*JOB*:
Write the records out again, keeping each line exactly as it is.

____ STORED DATA

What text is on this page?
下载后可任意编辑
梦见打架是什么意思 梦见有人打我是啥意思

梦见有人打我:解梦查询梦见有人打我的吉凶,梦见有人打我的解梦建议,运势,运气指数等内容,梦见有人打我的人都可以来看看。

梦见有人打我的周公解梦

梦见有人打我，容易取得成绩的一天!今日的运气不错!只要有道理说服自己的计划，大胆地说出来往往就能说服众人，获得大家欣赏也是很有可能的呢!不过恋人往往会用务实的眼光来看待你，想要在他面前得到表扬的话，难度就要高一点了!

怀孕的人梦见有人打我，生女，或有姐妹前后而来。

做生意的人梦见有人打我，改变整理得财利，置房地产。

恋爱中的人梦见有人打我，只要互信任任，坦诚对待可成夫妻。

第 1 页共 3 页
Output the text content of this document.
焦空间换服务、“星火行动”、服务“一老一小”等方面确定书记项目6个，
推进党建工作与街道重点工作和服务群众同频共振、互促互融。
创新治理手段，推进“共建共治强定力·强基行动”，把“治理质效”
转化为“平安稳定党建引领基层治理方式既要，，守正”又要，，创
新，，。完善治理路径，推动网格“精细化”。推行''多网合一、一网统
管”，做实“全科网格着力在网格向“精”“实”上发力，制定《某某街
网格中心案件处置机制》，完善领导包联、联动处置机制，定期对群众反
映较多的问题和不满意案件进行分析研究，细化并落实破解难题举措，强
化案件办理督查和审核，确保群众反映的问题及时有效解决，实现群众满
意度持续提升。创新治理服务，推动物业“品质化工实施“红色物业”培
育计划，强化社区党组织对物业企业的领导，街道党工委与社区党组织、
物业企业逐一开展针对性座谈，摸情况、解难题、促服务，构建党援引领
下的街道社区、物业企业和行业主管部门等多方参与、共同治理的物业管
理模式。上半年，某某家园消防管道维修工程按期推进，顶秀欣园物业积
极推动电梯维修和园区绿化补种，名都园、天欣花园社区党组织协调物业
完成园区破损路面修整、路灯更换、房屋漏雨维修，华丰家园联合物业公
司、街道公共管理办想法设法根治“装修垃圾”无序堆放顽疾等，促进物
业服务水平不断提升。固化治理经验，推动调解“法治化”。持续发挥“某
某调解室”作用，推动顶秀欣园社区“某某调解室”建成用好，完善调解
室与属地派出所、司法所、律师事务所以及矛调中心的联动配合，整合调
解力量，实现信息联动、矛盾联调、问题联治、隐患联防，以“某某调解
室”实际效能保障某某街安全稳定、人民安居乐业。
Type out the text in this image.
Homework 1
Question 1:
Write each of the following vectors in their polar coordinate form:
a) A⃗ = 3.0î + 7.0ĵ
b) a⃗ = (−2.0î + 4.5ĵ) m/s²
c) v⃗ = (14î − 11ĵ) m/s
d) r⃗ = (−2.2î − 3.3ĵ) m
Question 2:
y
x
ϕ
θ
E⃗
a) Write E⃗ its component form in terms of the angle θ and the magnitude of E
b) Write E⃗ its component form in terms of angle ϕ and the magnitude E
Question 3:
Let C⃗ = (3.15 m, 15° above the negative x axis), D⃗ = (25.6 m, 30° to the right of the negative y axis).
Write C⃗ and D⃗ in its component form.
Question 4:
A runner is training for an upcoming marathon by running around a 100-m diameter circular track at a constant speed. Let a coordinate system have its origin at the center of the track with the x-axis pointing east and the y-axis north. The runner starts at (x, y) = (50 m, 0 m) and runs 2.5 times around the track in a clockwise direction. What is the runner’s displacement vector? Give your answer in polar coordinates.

________

*SOLVED PROBLEM*:
What text is on this page?
下载后可任意编辑
梦见打架是什么意思 梦见有人打我是啥意思

梦见有人打我:解梦查询梦见有人打我的吉凶,梦见有人打我的解梦建议,运势,运气指数等内容,梦见有人打我的人都可以来看看。

梦见有人打我的周公解梦

梦见有人打我，容易取得成绩的一天!今日的运气不错!只要有道理说服自己的计划，大胆地说出来往往就能说服众人，获得大家欣赏也是很有可能的呢!不过恋人往往会用务实的眼光来看待你，想要在他面前得到表扬的话，难度就要高一点了!

怀孕的人梦见有人打我，生女，或有姐妹前后而来。

做生意的人梦见有人打我，改变整理得财利，置房地产。

恋爱中的人梦见有人打我，只要互信任任，坦诚对待可成夫妻。

第 1 页共 3 页
Output the text content of this document.
焦空间换服务、“星火行动”、服务“一老一小”等方面确定书记项目6个，
推进党建工作与街道重点工作和服务群众同频共振、互促互融。
创新治理手段，推进“共建共治强定力·强基行动”，把“治理质效”
转化为“平安稳定党建引领基层治理方式既要，，守正”又要，，创
新，，。完善治理路径，推动网格“精细化”。推行''多网合一、一网统
管”，做实“全科网格着力在网格向“精”“实”上发力，制定《某某街
网格中心案件处置机制》，完善领导包联、联动处置机制，定期对群众反
映较多的问题和不满意案件进行分析研究，细化并落实破解难题举措，强
化案件办理督查和审核，确保群众反映的问题及时有效解决，实现群众满
意度持续提升。创新治理服务，推动物业“品质化工实施“红色物业”培
育计划，强化社区党组织对物业企业的领导，街道党工委与社区党组织、
物业企业逐一开展针对性座谈，摸情况、解难题、促服务，构建党援引领
下的街道社区、物业企业和行业主管部门等多方参与、共同治理的物业管
理模式。上半年，某某家园消防管道维修工程按期推进，顶秀欣园物业积
极推动电梯维修和园区绿化补种，名都园、天欣花园社区党组织协调物业
完成园区破损路面修整、路灯更换、房屋漏雨维修，华丰家园联合物业公
司、街道公共管理办想法设法根治“装修垃圾”无序堆放顽疾等，促进物
业服务水平不断提升。固化治理经验，推动调解“法治化”。持续发挥“某
某调解室”作用，推动顶秀欣园社区“某某调解室”建成用好，完善调解
室与属地派出所、司法所、律师事务所以及矛调中心的联动配合，整合调
解力量，实现信息联动、矛盾联调、问题联治、隐患联防，以“某某调解
室”实际效能保障某某街安全稳定、人民安居乐业。
Type out the text in this image.
Homework 1
Question 1:
Write each of the following vectors in their polar coordinate form:
a) A⃗ = 3.0î + 7.0ĵ
b) a⃗ = (−2.0î + 4.5ĵ) m/s²
c) v⃗ = (14î − 11ĵ) m/s
d) r⃗ = (−2.2î − 3.3ĵ) m
Question 2:
y
x
ϕ
θ
E⃗
a) Write E⃗ its component form in terms of the angle θ and the magnitude of E
b) Write E⃗ its component form in terms of angle ϕ and the magnitude E
Question 3:
Let C⃗ = (3.15 m, 15° above the negative x axis), D⃗ = (25.6 m, 30° to the right of the negative y axis).
Write C⃗ and D⃗ in its component form.
Question 4:
A runner is training for an upcoming marathon by running around a 100-m diameter circular track at a constant speed. Let a coordinate system have its origin at the center of the track with the x-axis pointing east and the y-axis north. The runner starts at (x, y) = (50 m, 0 m) and runs 2.5 times around the track in a clockwise direction. What is the runner’s displacement vector? Give your answer in polar coordinates.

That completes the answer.